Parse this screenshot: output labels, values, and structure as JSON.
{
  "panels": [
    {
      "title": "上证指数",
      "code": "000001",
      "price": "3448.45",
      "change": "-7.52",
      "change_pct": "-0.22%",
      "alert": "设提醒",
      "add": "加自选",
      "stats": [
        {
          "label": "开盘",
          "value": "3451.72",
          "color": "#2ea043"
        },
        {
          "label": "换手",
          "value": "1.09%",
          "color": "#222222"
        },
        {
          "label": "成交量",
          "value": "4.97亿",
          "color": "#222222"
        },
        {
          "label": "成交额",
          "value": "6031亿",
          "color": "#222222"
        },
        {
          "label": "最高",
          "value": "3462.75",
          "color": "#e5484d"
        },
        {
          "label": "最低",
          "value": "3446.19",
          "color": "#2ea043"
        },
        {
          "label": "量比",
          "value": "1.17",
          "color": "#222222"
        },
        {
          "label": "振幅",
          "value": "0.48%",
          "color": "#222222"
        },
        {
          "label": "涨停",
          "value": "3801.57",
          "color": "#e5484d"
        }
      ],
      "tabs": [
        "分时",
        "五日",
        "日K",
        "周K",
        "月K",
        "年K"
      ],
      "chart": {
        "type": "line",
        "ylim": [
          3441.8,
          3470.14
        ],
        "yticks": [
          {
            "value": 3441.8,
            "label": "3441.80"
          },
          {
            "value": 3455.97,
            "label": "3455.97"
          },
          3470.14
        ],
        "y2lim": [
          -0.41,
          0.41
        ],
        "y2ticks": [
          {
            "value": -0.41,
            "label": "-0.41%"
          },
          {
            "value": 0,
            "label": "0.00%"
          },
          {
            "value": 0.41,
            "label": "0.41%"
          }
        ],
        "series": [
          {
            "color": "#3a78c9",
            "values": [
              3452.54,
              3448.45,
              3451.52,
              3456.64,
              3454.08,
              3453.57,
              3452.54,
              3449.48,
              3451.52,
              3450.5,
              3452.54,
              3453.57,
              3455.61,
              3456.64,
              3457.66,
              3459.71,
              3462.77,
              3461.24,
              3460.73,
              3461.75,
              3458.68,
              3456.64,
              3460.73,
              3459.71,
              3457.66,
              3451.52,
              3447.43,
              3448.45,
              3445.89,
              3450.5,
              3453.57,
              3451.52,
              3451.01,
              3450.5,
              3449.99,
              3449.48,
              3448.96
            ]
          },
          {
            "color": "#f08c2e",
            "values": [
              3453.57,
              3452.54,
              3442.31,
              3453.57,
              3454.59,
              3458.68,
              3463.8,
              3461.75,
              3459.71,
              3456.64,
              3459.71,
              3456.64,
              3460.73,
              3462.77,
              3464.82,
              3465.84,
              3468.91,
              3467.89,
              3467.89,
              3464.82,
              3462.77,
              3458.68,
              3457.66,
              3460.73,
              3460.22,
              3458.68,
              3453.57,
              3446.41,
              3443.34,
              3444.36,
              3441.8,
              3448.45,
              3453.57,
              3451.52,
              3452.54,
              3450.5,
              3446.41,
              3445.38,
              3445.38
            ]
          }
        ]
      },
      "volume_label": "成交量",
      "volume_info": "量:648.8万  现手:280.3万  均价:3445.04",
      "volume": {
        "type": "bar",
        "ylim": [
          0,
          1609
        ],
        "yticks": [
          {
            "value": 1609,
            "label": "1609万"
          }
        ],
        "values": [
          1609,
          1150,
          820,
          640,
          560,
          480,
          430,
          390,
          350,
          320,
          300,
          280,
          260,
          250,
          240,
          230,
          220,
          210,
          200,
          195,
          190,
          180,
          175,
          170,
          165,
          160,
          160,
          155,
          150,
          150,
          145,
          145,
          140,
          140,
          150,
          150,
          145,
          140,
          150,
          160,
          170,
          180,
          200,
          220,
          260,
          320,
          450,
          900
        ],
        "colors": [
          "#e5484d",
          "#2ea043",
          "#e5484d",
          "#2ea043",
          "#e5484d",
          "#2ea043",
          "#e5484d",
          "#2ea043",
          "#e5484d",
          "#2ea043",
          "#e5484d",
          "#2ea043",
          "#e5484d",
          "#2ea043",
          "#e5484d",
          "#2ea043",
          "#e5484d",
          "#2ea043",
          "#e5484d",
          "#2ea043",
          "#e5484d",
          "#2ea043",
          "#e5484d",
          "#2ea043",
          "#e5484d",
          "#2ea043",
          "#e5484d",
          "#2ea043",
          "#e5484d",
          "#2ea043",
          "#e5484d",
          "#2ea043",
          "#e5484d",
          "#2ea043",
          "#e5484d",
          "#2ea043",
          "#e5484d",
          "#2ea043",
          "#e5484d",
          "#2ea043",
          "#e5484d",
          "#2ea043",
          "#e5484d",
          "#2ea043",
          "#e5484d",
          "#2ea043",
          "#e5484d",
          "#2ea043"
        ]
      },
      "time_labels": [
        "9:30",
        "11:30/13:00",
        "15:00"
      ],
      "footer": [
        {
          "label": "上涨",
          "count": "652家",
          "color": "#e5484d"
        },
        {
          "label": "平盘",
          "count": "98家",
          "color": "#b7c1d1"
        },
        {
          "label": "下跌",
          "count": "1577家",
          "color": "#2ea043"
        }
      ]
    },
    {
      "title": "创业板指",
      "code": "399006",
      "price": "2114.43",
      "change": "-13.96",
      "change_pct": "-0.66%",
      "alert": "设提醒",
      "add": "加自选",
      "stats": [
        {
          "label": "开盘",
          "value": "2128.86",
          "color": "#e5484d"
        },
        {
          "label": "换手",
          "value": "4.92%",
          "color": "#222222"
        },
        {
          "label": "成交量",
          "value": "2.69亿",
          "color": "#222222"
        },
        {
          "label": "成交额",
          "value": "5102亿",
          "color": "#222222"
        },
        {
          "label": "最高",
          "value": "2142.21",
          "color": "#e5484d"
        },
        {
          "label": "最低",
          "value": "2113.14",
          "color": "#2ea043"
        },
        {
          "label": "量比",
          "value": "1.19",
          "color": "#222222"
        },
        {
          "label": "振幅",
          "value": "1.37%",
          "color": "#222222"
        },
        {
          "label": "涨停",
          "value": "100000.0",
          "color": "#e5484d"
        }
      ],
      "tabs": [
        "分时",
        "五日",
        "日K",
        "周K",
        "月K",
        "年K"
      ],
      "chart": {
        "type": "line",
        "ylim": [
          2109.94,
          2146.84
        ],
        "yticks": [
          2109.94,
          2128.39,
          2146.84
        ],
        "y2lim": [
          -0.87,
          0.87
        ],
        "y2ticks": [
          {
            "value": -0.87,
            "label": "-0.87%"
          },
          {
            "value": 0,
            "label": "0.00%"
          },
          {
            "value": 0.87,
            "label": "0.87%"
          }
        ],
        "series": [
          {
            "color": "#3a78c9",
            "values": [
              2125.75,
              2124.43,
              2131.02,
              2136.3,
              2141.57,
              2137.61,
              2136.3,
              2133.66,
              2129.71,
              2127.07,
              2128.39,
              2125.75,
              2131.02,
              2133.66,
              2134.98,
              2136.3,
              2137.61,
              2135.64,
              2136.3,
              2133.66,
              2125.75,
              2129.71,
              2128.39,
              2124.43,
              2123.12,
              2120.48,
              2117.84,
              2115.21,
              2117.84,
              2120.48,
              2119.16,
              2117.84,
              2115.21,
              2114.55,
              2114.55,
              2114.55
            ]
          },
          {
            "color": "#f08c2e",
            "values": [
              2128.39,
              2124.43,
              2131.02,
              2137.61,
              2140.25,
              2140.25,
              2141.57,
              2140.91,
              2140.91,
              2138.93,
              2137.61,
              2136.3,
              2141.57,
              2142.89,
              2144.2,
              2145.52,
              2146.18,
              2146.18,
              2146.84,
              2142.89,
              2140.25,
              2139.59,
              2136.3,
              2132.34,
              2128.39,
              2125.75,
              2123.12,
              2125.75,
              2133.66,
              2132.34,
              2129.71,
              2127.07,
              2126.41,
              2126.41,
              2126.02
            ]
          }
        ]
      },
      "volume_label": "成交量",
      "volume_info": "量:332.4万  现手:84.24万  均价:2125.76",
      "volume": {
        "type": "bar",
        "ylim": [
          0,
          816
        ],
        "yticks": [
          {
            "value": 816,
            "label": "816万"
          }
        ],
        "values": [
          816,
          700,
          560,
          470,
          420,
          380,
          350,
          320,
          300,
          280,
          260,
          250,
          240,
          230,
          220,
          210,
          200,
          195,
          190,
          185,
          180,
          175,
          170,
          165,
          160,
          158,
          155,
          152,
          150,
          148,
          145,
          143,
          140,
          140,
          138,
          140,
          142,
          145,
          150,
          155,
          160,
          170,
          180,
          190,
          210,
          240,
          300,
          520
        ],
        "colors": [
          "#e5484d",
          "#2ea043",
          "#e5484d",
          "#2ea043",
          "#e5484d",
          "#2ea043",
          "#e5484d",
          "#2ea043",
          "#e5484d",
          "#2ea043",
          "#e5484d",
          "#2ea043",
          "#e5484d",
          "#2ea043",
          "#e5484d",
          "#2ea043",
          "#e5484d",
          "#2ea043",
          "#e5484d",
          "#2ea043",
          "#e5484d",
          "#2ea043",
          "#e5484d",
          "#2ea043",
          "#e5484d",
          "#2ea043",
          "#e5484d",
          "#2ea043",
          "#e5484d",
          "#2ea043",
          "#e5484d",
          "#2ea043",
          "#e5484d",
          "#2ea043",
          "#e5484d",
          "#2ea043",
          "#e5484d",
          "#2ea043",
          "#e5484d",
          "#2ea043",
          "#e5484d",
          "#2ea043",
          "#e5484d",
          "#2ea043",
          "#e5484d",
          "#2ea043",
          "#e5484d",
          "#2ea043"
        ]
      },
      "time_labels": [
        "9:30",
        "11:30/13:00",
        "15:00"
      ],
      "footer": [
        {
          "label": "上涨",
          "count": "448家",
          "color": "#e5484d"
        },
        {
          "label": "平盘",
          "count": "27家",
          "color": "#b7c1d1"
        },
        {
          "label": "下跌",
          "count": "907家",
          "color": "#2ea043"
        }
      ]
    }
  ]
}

= = = = = = =

WHAT THE TASK REQUIRES:
Wherever "count" shows up in a line, copy that line.

COMPLETE ANSWER:
          "count": "652家",
          "count": "98家",
          "count": "1577家",
          "count": "448家",
          "count": "27家",
          "count": "907家",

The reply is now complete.